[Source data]
++++++
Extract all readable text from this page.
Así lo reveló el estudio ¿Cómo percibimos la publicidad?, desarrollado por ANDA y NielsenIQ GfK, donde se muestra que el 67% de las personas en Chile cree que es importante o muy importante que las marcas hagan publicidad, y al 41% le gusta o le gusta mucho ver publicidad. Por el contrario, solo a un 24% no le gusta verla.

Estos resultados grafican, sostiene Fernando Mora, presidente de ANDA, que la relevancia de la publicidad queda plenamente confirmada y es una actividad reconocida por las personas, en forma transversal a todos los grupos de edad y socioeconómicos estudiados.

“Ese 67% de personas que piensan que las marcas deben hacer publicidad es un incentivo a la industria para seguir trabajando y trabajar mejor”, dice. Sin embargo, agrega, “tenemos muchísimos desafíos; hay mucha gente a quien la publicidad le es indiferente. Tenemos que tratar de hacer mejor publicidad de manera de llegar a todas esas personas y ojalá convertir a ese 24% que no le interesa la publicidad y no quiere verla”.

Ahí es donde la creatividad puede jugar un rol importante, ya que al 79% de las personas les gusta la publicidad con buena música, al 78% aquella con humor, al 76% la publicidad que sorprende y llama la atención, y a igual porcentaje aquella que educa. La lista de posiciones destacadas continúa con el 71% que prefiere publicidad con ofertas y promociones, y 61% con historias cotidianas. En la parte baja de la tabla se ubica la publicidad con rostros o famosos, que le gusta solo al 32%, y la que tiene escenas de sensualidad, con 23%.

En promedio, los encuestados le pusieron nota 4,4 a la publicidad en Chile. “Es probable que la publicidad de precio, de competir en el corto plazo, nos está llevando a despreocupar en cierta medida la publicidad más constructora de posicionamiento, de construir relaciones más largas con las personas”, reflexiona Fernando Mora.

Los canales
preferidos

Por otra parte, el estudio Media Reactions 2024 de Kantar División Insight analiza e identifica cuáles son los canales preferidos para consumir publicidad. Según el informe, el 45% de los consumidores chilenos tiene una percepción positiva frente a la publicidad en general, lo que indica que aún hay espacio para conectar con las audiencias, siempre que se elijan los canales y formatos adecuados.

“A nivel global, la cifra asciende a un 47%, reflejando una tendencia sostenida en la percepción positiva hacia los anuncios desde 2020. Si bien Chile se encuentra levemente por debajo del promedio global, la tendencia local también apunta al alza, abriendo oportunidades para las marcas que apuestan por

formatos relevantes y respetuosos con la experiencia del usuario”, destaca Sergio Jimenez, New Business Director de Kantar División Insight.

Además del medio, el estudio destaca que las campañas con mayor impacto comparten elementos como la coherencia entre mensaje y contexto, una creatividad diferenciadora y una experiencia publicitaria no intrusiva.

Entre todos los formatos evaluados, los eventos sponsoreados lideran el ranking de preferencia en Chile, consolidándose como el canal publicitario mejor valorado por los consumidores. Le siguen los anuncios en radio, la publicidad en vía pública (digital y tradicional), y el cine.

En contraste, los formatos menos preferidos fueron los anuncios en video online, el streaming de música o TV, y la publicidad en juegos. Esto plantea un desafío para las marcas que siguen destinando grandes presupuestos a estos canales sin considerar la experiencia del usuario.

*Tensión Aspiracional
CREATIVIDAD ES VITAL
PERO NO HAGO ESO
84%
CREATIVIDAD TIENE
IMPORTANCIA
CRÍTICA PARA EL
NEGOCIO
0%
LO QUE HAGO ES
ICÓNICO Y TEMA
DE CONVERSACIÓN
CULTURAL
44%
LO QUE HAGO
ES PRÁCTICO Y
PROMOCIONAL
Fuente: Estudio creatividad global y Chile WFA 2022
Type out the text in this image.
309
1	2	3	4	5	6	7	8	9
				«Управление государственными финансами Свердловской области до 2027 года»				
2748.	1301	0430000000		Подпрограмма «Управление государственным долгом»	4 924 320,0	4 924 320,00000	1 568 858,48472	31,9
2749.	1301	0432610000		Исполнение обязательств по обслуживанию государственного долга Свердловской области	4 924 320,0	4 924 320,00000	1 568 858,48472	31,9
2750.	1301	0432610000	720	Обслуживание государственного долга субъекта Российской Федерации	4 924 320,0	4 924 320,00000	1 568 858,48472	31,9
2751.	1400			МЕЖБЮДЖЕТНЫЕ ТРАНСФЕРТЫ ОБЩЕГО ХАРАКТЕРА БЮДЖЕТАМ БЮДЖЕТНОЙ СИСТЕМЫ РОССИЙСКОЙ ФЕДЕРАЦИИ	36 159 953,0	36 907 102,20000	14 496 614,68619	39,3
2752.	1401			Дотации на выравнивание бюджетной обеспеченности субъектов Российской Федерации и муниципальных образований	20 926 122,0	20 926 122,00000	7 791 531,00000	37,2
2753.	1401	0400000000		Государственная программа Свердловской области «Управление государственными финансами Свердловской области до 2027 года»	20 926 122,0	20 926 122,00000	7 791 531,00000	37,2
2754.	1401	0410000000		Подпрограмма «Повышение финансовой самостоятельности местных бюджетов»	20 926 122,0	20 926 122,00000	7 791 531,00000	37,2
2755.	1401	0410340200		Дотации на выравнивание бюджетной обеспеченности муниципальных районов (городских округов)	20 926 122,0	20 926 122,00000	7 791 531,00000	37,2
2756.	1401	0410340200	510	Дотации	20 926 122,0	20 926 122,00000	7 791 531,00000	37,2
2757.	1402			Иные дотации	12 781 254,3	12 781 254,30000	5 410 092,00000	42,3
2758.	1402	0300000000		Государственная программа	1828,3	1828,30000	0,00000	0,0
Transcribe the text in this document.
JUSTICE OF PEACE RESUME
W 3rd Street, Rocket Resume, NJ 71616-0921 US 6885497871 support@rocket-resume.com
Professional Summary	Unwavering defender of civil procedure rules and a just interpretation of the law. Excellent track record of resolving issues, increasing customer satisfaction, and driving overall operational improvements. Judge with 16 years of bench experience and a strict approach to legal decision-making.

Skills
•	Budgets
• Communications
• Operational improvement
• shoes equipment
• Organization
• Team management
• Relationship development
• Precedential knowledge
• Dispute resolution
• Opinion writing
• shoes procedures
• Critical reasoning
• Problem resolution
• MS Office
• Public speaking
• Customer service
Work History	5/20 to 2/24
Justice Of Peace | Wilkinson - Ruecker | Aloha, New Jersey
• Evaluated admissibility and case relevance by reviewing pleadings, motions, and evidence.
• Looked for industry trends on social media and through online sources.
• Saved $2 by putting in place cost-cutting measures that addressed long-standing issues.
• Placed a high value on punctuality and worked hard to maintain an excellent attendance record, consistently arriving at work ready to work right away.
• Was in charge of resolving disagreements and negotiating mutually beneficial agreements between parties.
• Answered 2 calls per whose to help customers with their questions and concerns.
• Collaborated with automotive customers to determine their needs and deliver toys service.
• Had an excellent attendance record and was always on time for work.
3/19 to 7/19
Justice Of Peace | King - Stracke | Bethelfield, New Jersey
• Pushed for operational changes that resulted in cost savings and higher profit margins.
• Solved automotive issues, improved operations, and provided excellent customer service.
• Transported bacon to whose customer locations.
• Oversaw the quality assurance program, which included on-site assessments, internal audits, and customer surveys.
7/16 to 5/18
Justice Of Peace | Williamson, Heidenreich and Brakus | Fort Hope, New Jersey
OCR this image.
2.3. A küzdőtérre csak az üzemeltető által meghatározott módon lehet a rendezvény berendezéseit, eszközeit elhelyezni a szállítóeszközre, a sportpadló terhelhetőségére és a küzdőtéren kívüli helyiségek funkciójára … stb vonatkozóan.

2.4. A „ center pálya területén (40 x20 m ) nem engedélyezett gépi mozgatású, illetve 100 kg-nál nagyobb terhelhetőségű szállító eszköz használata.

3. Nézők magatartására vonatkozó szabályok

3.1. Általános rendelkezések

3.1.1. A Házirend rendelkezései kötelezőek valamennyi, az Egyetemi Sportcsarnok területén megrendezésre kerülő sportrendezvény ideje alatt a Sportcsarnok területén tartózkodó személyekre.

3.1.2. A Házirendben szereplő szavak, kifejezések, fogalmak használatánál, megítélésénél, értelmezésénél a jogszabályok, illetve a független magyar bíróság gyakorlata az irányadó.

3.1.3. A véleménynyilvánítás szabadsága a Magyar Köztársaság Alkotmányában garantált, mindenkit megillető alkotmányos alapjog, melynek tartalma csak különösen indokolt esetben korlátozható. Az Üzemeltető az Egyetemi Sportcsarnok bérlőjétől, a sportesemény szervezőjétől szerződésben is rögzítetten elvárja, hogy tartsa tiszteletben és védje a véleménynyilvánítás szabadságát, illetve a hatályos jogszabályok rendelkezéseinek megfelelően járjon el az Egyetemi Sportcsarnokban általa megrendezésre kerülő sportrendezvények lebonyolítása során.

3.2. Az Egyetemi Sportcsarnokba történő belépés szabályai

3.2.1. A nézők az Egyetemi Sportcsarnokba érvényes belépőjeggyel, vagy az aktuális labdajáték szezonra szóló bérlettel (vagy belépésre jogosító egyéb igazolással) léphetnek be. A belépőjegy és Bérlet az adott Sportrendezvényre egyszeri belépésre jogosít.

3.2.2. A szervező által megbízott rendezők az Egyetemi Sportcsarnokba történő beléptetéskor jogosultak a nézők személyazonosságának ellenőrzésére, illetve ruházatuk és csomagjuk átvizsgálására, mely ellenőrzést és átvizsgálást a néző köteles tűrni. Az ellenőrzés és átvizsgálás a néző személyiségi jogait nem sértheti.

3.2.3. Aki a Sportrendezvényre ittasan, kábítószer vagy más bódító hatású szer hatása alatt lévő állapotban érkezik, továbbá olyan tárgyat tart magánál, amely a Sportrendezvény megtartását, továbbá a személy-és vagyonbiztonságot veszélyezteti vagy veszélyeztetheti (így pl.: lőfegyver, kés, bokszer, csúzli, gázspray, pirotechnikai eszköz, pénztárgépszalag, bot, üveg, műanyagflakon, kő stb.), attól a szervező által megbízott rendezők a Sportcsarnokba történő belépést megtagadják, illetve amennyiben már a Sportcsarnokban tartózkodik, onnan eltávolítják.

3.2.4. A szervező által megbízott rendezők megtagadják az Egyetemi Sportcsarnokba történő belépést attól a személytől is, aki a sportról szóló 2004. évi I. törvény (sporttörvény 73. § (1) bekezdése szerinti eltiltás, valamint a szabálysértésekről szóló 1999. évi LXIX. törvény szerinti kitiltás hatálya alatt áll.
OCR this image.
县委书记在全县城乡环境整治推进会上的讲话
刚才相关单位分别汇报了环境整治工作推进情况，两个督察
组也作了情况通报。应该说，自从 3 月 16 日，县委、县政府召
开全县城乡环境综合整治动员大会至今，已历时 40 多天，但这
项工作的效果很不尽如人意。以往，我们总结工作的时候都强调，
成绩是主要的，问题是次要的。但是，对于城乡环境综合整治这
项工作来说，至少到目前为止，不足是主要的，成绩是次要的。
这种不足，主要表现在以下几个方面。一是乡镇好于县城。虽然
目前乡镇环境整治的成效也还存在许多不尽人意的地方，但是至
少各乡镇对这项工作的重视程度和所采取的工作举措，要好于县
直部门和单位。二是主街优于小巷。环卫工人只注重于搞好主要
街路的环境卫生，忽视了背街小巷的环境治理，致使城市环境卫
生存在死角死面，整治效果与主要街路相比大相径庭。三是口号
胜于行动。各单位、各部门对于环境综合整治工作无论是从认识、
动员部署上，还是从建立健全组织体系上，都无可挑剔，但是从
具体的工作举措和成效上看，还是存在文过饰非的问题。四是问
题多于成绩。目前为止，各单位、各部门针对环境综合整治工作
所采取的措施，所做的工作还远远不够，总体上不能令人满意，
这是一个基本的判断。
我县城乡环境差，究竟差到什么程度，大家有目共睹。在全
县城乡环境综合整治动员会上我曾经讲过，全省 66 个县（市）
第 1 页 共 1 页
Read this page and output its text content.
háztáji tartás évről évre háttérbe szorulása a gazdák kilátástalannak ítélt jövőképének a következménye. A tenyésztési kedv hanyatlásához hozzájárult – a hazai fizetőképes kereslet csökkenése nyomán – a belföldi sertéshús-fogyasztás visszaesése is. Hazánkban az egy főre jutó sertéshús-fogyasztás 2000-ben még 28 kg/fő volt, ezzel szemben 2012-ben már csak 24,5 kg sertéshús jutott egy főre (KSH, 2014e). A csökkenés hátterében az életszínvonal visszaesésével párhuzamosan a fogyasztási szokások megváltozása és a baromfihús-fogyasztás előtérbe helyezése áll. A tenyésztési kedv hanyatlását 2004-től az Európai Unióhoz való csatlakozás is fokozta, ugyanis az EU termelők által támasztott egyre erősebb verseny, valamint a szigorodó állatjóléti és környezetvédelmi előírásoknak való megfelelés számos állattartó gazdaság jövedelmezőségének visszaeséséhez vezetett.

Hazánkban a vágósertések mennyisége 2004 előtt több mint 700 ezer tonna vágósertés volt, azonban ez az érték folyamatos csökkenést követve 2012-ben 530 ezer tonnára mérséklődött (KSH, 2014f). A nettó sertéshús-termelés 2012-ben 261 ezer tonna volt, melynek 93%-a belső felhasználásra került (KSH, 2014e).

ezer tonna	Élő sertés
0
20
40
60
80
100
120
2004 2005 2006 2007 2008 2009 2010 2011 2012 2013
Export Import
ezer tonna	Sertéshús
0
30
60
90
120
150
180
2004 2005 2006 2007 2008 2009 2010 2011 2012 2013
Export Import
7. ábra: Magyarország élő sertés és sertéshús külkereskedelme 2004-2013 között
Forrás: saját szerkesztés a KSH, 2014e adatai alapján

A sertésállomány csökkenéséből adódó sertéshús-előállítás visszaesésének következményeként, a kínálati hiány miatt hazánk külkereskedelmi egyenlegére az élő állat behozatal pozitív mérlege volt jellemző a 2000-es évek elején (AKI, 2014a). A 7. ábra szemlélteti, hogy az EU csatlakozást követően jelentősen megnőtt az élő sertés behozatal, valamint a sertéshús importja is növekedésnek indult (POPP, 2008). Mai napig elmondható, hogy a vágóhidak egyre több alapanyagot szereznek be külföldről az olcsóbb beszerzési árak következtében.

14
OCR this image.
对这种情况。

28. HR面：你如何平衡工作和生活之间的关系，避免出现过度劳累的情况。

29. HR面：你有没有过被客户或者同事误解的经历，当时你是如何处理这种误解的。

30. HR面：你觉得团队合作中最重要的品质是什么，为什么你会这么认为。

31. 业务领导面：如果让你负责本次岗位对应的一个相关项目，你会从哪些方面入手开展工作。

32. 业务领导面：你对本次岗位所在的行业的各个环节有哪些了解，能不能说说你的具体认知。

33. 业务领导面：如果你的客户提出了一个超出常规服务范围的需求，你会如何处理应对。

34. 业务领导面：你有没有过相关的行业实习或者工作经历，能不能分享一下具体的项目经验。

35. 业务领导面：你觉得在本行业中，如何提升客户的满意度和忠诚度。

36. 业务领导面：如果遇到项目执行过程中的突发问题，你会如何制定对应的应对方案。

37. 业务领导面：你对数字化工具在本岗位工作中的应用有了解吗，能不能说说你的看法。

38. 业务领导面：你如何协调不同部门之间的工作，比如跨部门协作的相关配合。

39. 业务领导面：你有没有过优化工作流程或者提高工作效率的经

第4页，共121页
++++++
> **Given instruction**
In how many lines of the data does the string "that" appear? Give only the number.

> **Answer to this exercise**
2